**What the exercise asks**
Scan the material below for the string "well", and copy every line where it shows up.

**Source data**
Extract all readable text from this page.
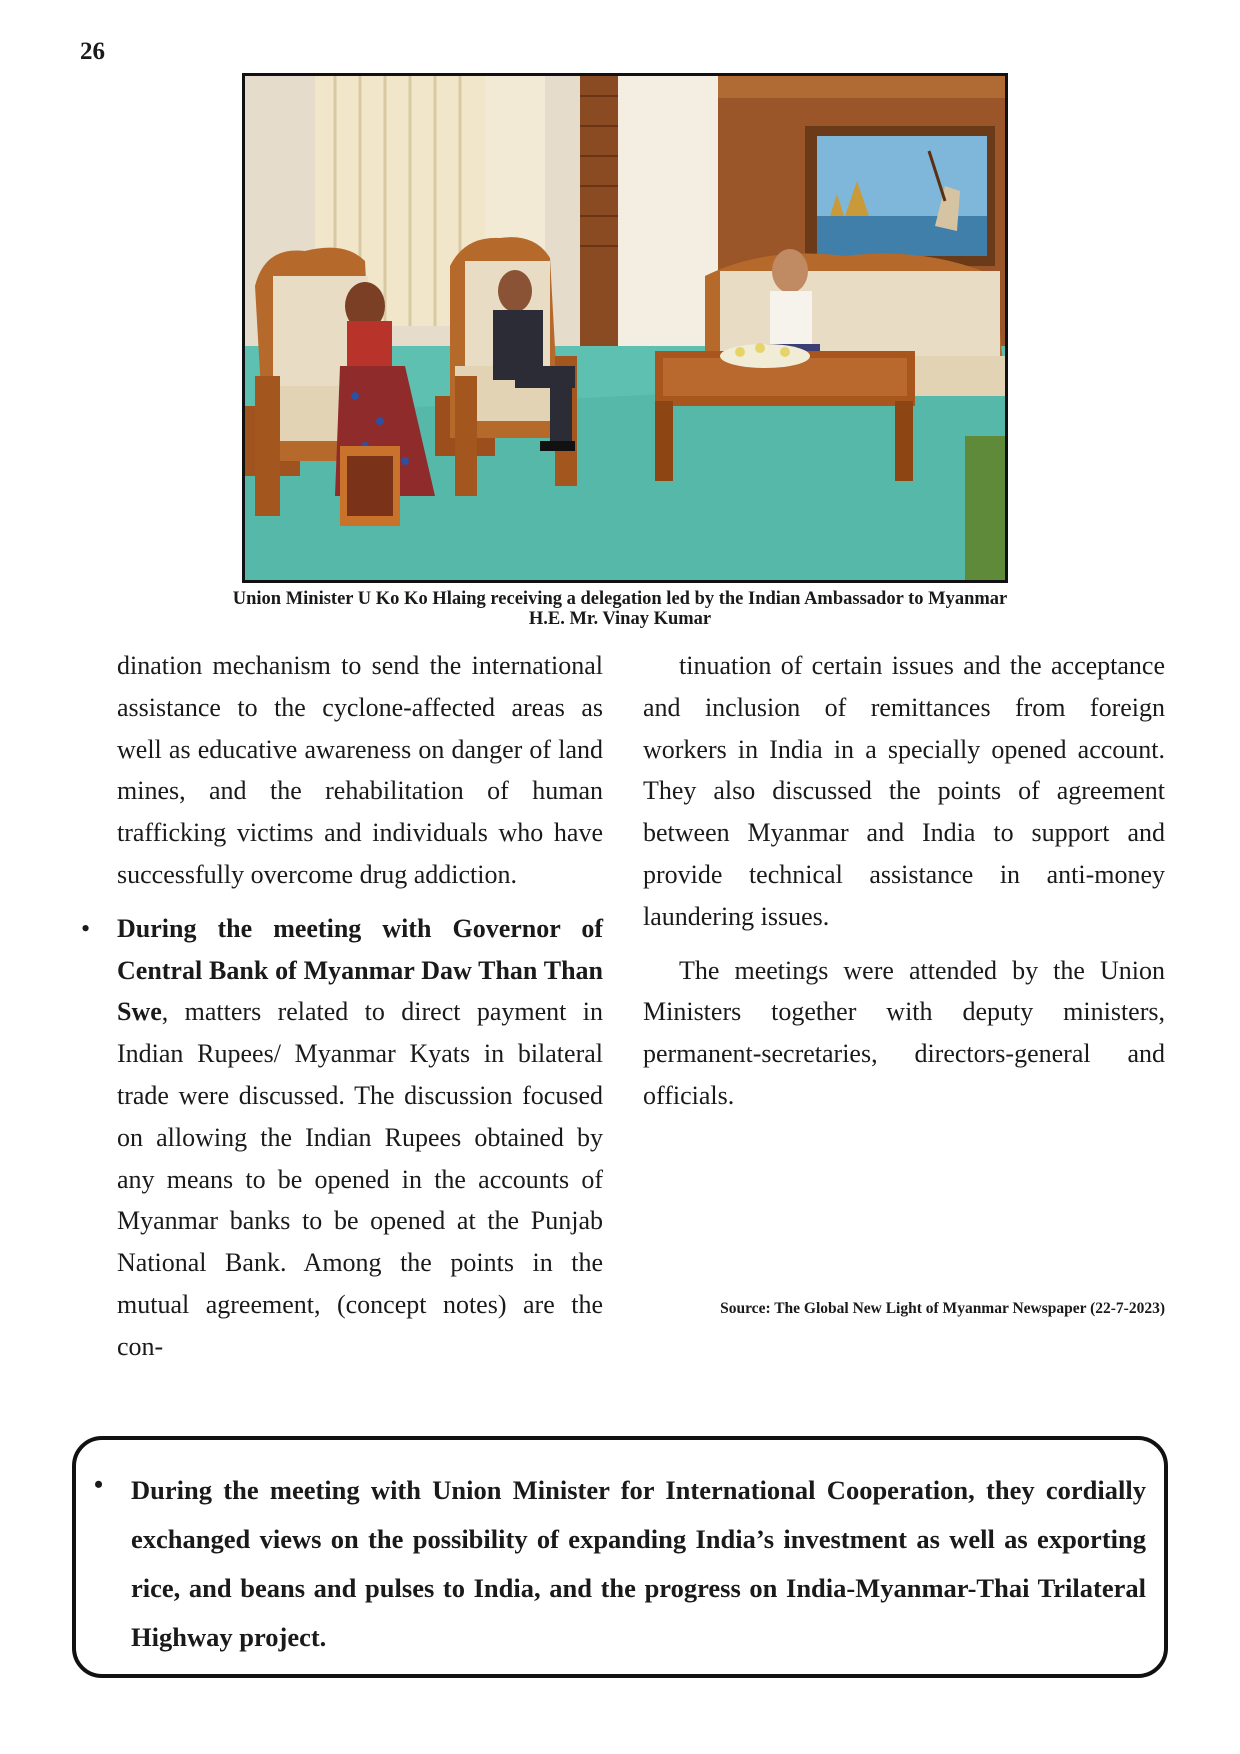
26
Union Minister U Ko Ko Hlaing receiving a delegation led by the Indian Ambassador to Myanmar
H.E. Mr. Vinay Kumar

dination mechanism to send the international assistance to the cyclone-affected areas as well as educative awareness on danger of land mines, and the rehabilitation of human trafficking victims and individuals who have successfully overcome drug addiction.

• During the meeting with Governor of Central Bank of Myanmar Daw Than Than Swe, matters related to direct payment in Indian Rupees/ Myanmar Kyats in bilateral trade were discussed. The discussion focused on allowing the Indian Rupees obtained by any means to be opened in the accounts of Myanmar banks to be opened at the Punjab National Bank. Among the points in the mutual agreement, (concept notes) are the con-

tinuation of certain issues and the acceptance and inclusion of remittances from foreign workers in India in a specially opened account. They also discussed the points of agreement between Myanmar and India to support and provide technical assistance in anti-money laundering issues.

The meetings were attended by the Union Ministers together with deputy ministers, permanent-secretaries, directors-general and officials.

Source: The Global New Light of Myanmar Newspaper (22-7-2023)
• During the meeting with Union Minister for International Cooperation, they cordially exchanged views on the possibility of expanding India’s investment as well as exporting rice, and beans and pulses to India, and the progress on India-Myanmar-Thai Trilateral Highway project.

**Written answer**
dination mechanism to send the international assistance to the cyclone-affected areas as well as educative awareness on danger of land mines, and the rehabilitation of human trafficking victims and individuals who have successfully overcome drug addiction.
• During the meeting with Union Minister for International Cooperation, they cordially exchanged views on the possibility of expanding India’s investment as well as exporting rice, and beans and pulses to India, and the progress on India-Myanmar-Thai Trilateral Highway project.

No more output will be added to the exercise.